▶ [Data listing]:
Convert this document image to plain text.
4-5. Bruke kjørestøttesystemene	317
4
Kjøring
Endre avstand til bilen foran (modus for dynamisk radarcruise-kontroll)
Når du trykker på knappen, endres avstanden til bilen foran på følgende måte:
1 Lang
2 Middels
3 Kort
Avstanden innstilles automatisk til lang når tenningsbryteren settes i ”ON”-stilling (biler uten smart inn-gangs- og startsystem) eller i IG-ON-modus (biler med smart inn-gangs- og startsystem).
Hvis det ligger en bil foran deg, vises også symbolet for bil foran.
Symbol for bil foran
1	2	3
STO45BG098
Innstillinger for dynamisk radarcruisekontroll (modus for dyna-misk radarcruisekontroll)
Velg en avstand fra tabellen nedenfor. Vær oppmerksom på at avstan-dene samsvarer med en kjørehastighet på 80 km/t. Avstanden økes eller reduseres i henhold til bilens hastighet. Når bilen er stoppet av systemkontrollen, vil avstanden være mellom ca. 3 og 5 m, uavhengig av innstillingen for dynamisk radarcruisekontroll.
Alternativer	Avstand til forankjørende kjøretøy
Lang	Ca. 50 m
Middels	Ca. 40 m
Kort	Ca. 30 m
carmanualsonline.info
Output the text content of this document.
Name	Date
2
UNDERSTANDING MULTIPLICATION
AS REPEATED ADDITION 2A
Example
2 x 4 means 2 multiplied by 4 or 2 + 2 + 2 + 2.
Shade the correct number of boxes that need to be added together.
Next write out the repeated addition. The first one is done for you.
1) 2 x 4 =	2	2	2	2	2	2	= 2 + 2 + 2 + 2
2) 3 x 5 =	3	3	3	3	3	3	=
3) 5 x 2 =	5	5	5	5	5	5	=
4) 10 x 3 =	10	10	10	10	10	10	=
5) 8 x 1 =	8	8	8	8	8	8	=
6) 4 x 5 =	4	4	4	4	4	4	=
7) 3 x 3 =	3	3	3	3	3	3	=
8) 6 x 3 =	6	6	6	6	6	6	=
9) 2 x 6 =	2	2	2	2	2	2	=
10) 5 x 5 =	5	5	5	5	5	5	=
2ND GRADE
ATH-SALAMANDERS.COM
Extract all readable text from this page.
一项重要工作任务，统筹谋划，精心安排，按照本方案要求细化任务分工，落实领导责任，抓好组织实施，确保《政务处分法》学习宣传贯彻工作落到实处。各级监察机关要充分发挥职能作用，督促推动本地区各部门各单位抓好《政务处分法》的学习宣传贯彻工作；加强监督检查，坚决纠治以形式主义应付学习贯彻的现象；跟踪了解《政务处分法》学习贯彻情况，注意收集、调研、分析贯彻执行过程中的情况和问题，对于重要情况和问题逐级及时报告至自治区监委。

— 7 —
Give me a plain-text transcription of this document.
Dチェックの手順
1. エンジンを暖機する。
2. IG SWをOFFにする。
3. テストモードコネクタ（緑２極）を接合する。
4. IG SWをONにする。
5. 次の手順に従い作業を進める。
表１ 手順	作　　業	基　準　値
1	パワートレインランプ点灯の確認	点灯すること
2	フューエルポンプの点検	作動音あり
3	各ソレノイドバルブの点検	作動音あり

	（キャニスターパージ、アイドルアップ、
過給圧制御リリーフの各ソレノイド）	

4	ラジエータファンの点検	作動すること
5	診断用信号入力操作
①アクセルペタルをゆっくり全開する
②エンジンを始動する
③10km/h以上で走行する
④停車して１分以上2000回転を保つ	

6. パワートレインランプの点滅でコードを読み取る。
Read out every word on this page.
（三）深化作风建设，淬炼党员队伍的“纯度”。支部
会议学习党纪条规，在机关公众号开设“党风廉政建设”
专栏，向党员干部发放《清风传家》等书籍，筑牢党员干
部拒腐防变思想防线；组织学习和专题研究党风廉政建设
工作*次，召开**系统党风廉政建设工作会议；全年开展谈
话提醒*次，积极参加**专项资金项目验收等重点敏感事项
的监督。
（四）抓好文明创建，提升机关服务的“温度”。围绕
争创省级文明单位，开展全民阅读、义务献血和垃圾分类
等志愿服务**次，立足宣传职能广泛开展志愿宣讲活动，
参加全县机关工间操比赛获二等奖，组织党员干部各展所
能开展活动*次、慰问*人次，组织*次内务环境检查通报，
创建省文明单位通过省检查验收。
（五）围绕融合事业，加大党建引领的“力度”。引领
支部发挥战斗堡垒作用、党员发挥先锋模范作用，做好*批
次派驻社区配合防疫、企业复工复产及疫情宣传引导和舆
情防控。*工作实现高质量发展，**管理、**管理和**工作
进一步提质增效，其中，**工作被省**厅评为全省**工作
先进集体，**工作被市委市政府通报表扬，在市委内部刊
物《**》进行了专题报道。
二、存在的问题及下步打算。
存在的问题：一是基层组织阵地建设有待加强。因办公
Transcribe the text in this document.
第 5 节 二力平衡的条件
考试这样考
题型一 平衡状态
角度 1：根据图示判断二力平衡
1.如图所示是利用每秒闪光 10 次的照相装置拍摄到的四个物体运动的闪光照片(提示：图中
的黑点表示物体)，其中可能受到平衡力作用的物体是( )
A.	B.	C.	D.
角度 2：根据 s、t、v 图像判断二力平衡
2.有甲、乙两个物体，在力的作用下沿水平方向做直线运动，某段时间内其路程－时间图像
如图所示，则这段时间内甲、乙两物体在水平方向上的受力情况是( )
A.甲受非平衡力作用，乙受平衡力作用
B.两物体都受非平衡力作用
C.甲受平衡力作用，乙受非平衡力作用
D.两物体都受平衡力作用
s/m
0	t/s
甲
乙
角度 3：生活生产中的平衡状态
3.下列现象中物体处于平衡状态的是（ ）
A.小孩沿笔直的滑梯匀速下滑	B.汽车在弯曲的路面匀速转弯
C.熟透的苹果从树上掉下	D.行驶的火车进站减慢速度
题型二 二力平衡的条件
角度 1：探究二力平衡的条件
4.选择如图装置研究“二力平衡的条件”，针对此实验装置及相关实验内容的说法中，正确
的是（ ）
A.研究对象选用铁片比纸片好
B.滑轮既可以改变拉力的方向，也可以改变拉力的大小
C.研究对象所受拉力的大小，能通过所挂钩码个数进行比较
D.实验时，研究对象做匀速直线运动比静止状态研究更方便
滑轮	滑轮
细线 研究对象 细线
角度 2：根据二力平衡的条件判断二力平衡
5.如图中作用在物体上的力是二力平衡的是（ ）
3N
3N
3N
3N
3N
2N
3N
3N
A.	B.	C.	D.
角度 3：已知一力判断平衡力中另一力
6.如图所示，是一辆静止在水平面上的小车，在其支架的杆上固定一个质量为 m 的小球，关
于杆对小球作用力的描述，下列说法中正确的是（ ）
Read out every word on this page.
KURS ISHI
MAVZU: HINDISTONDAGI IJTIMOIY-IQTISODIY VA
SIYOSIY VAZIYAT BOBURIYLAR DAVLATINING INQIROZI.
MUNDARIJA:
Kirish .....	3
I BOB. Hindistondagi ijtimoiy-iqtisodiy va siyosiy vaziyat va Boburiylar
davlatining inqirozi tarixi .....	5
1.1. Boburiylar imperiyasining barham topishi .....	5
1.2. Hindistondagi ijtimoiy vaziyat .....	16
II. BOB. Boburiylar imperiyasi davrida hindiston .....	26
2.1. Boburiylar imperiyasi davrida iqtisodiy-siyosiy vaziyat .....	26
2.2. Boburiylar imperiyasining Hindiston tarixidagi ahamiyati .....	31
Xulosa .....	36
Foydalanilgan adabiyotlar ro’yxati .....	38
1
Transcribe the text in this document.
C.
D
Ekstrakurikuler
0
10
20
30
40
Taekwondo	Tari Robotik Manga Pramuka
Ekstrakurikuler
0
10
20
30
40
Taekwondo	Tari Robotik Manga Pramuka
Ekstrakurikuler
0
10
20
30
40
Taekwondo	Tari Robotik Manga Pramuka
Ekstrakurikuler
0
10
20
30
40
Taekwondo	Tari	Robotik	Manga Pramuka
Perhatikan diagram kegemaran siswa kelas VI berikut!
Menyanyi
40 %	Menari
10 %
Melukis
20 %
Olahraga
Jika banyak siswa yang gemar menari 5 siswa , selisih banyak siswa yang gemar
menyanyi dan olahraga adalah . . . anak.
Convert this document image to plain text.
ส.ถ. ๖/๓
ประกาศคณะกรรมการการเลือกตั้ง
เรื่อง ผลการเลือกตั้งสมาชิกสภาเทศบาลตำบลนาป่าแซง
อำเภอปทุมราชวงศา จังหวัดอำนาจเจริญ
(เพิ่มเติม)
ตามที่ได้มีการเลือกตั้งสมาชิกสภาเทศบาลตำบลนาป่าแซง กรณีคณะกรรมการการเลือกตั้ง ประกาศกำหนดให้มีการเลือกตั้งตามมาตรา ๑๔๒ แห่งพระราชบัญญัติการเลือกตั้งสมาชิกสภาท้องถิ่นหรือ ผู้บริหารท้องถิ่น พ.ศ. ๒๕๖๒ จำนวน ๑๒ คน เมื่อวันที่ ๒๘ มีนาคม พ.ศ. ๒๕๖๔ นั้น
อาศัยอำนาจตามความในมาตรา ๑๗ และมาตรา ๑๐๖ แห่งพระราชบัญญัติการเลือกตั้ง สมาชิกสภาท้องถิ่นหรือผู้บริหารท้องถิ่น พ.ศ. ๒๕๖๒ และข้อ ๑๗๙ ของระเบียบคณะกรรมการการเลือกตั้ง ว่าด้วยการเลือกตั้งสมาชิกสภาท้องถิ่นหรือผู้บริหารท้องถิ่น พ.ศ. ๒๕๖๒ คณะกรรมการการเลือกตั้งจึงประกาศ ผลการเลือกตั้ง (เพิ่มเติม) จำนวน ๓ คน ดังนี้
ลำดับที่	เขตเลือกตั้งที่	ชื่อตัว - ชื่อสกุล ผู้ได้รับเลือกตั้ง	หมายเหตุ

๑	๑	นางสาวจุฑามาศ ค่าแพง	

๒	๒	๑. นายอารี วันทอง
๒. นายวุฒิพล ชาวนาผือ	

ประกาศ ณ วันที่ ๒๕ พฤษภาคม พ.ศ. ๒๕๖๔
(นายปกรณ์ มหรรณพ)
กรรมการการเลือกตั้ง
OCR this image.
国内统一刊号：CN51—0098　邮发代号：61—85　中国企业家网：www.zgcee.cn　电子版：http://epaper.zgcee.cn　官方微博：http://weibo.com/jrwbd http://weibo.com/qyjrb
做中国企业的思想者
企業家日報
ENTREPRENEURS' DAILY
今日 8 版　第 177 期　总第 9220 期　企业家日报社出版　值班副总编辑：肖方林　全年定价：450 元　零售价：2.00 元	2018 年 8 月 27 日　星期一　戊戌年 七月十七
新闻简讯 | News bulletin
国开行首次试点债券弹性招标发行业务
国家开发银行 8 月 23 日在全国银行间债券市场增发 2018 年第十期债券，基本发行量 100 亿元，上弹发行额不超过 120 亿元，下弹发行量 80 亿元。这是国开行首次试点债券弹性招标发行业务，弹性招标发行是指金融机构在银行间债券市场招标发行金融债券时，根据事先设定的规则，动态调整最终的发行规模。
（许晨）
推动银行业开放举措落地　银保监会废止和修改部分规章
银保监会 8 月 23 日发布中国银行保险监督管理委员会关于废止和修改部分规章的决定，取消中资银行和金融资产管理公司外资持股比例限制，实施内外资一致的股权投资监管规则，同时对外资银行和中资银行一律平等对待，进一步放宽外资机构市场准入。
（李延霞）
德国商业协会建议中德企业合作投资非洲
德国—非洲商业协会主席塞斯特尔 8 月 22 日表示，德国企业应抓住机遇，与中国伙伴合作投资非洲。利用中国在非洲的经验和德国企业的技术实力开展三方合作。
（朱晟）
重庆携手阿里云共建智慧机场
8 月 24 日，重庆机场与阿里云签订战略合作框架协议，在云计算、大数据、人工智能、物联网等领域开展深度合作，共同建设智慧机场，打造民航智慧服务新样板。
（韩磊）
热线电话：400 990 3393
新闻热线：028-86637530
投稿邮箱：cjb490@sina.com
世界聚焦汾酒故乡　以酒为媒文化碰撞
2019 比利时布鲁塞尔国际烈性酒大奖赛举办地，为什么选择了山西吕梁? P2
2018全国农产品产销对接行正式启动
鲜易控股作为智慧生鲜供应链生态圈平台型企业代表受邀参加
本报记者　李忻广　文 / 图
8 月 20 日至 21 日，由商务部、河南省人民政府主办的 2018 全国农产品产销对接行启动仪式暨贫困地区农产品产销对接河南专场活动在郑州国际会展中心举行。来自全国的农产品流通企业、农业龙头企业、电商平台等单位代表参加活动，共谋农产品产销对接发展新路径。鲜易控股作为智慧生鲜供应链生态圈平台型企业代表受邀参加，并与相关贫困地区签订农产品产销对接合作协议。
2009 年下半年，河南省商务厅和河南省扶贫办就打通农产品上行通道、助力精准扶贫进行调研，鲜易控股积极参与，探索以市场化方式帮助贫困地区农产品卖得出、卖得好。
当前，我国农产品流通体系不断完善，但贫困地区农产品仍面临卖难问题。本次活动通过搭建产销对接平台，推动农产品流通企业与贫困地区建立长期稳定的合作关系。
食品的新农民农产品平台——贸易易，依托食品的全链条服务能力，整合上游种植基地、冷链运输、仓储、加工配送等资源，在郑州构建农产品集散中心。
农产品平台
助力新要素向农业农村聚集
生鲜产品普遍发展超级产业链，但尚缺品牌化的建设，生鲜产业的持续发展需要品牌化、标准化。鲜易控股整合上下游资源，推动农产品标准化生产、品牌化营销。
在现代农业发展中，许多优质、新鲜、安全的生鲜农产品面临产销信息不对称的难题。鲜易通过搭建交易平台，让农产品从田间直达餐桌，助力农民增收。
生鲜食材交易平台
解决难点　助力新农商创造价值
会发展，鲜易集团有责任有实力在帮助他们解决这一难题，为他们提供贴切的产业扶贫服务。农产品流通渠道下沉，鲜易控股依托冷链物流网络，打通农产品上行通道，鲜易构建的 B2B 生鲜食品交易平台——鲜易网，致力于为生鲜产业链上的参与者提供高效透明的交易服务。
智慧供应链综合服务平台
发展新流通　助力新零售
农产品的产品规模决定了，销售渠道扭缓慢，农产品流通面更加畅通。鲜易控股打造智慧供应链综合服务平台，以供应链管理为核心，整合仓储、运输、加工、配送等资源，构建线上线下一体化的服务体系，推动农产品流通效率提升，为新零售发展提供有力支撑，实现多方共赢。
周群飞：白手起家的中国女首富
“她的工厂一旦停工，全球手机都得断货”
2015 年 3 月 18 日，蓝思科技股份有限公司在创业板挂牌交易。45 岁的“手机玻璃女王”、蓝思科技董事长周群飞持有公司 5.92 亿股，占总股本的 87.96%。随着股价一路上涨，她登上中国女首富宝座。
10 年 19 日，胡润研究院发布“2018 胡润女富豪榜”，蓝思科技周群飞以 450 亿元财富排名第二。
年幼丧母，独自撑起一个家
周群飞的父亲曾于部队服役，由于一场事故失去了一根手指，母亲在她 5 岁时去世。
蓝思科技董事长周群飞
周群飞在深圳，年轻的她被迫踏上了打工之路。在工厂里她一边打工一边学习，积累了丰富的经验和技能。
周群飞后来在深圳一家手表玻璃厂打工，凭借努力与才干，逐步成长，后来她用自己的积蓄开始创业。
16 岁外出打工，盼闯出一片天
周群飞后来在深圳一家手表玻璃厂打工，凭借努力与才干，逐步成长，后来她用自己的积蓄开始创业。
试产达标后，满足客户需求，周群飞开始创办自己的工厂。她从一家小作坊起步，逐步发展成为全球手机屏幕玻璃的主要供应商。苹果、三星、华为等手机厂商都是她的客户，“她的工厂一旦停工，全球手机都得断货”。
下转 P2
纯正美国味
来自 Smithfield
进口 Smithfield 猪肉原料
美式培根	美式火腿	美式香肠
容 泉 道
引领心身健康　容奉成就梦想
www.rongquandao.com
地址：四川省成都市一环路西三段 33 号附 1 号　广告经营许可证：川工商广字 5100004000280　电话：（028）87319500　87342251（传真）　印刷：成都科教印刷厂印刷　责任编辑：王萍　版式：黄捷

▶ [Exercise]: How many lines in the listing contain "作動音あり"? Answer with the number alone.

▶ [Finished exercise]: 2